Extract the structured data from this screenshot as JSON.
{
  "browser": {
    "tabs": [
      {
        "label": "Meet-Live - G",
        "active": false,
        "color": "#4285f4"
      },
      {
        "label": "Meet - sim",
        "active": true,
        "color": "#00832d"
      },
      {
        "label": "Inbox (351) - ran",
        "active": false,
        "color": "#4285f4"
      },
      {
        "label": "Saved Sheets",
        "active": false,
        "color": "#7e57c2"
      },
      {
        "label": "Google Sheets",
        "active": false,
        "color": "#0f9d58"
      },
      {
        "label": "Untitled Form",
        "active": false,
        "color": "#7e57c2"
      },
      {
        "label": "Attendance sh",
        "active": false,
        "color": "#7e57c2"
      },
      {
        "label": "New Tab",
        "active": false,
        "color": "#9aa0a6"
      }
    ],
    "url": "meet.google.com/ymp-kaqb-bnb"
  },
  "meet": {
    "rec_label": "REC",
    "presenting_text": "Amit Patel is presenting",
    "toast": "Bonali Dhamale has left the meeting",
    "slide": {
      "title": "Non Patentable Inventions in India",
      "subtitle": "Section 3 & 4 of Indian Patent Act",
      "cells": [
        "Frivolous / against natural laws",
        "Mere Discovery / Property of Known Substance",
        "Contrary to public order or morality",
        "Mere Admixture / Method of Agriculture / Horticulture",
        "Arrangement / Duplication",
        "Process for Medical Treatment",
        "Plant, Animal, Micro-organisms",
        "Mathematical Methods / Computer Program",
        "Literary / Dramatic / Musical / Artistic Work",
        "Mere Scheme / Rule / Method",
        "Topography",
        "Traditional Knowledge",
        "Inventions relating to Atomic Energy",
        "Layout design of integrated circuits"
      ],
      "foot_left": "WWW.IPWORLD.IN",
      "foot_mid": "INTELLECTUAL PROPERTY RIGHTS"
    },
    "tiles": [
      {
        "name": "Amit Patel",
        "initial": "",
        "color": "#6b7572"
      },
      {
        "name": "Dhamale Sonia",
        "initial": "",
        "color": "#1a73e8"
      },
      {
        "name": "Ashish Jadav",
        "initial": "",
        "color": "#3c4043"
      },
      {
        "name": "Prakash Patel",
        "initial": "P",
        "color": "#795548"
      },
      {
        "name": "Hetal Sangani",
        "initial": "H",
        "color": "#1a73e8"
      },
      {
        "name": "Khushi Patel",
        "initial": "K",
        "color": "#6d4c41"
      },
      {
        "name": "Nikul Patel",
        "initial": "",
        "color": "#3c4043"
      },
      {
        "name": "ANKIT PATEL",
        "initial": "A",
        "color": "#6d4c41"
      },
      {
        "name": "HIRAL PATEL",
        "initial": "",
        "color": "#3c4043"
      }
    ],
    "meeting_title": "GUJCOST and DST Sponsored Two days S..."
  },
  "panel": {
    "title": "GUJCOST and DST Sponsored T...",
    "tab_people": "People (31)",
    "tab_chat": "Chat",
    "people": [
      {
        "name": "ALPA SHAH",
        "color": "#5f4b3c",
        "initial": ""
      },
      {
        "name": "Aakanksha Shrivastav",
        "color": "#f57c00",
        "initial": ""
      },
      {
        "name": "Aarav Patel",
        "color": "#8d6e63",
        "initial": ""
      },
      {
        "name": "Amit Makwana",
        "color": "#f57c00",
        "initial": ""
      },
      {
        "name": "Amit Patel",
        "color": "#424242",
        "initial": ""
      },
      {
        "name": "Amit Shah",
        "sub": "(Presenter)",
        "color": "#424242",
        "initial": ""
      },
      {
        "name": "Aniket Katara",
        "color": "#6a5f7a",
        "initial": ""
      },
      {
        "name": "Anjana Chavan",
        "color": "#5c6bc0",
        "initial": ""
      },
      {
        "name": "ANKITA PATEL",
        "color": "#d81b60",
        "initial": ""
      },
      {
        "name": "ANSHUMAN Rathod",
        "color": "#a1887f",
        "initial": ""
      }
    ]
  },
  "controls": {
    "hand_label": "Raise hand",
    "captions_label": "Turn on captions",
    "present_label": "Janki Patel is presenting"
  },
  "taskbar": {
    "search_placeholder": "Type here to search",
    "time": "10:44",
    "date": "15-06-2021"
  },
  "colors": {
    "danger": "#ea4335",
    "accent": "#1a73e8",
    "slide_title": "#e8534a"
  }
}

+-------+

Write out every entry word for word.

Extract the structured data from this screenshot as JSON.
{
  "browser": {
    "tabs": [
      {
        "label": "Meet-Live - G",
        "active": false,
        "color": "#4285f4"
      },
      {
        "label": "Meet - sim",
        "active": true,
        "color": "#00832d"
      },
      {
        "label": "Inbox (351) - ran",
        "active": false,
        "color": "#4285f4"
      },
      {
        "label": "Saved Sheets",
        "active": false,
        "color": "#7e57c2"
      },
      {
        "label": "Google Sheets",
        "active": false,
        "color": "#0f9d58"
      },
      {
        "label": "Untitled Form",
        "active": false,
        "color": "#7e57c2"
      },
      {
        "label": "Attendance sh",
        "active": false,
        "color": "#7e57c2"
      },
      {
        "label": "New Tab",
        "active": false,
        "color": "#9aa0a6"
      }
    ],
    "url": "meet.google.com/ymp-kaqb-bnb"
  },
  "meet": {
    "rec_label": "REC",
    "presenting_text": "Amit Patel is presenting",
    "toast": "Bonali Dhamale has left the meeting",
    "slide": {
      "title": "Non Patentable Inventions in India",
      "subtitle": "Section 3 & 4 of Indian Patent Act",
      "cells": [
        "Frivolous / against natural laws",
        "Mere Discovery / Property of Known Substance",
        "Contrary to public order or morality",
        "Mere Admixture / Method of Agriculture / Horticulture",
        "Arrangement / Duplication",
        "Process for Medical Treatment",
        "Plant, Animal, Micro-organisms",
        "Mathematical Methods / Computer Program",
        "Literary / Dramatic / Musical / Artistic Work",
        "Mere Scheme / Rule / Method",
        "Topography",
        "Traditional Knowledge",
        "Inventions relating to Atomic Energy",
        "Layout design of integrated circuits"
      ],
      "foot_left": "WWW.IPWORLD.IN",
      "foot_mid": "INTELLECTUAL PROPERTY RIGHTS"
    },
    "tiles": [
      {
        "name": "Amit Patel",
        "initial": "",
        "color": "#6b7572"
      },
      {
        "name": "Dhamale Sonia",
        "initial": "",
        "color": "#1a73e8"
      },
      {
        "name": "Ashish Jadav",
        "initial": "",
        "color": "#3c4043"
      },
      {
        "name": "Prakash Patel",
        "initial": "P",
        "color": "#795548"
      },
      {
        "name": "Hetal Sangani",
        "initial": "H",
        "color": "#1a73e8"
      },
      {
        "name": "Khushi Patel",
        "initial": "K",
        "color": "#6d4c41"
      },
      {
        "name": "Nikul Patel",
        "initial": "",
        "color": "#3c4043"
      },
      {
        "name": "ANKIT PATEL",
        "initial": "A",
        "color": "#6d4c41"
      },
      {
        "name": "HIRAL PATEL",
        "initial": "",
        "color": "#3c4043"
      }
    ],
    "meeting_title": "GUJCOST and DST Sponsored Two days S..."
  },
  "panel": {
    "title": "GUJCOST and DST Sponsored T...",
    "tab_people": "People (31)",
    "tab_chat": "Chat",
    "people": [
      {
        "name": "ALPA SHAH",
        "color": "#5f4b3c",
        "initial": ""
      },
      {
        "name": "Aakanksha Shrivastav",
        "color": "#f57c00",
        "initial": ""
      },
      {
        "name": "Aarav Patel",
        "color": "#8d6e63",
        "initial": ""
      },
      {
        "name": "Amit Makwana",
        "color": "#f57c00",
        "initial": ""
      },
      {
        "name": "Amit Patel",
        "color": "#424242",
        "initial": ""
      },
      {
        "name": "Amit Shah",
        "sub": "(Presenter)",
        "color": "#424242",
        "initial": ""
      },
      {
        "name": "Aniket Katara",
        "color": "#6a5f7a",
        "initial": ""
      },
      {
        "name": "Anjana Chavan",
        "color": "#5c6bc0",
        "initial": ""
      },
      {
        "name": "ANKITA PATEL",
        "color": "#d81b60",
        "initial": ""
      },
      {
        "name": "ANSHUMAN Rathod",
        "color": "#a1887f",
        "initial": ""
      }
    ]
  },
  "controls": {
    "hand_label": "Raise hand",
    "captions_label": "Turn on captions",
    "present_label": "Janki Patel is presenting"
  },
  "taskbar": {
    "search_placeholder": "Type here to search",
    "time": "10:44",
    "date": "15-06-2021"
  },
  "colors": {
    "danger": "#ea4335",
    "accent": "#1a73e8",
    "slide_title": "#e8534a"
  }
}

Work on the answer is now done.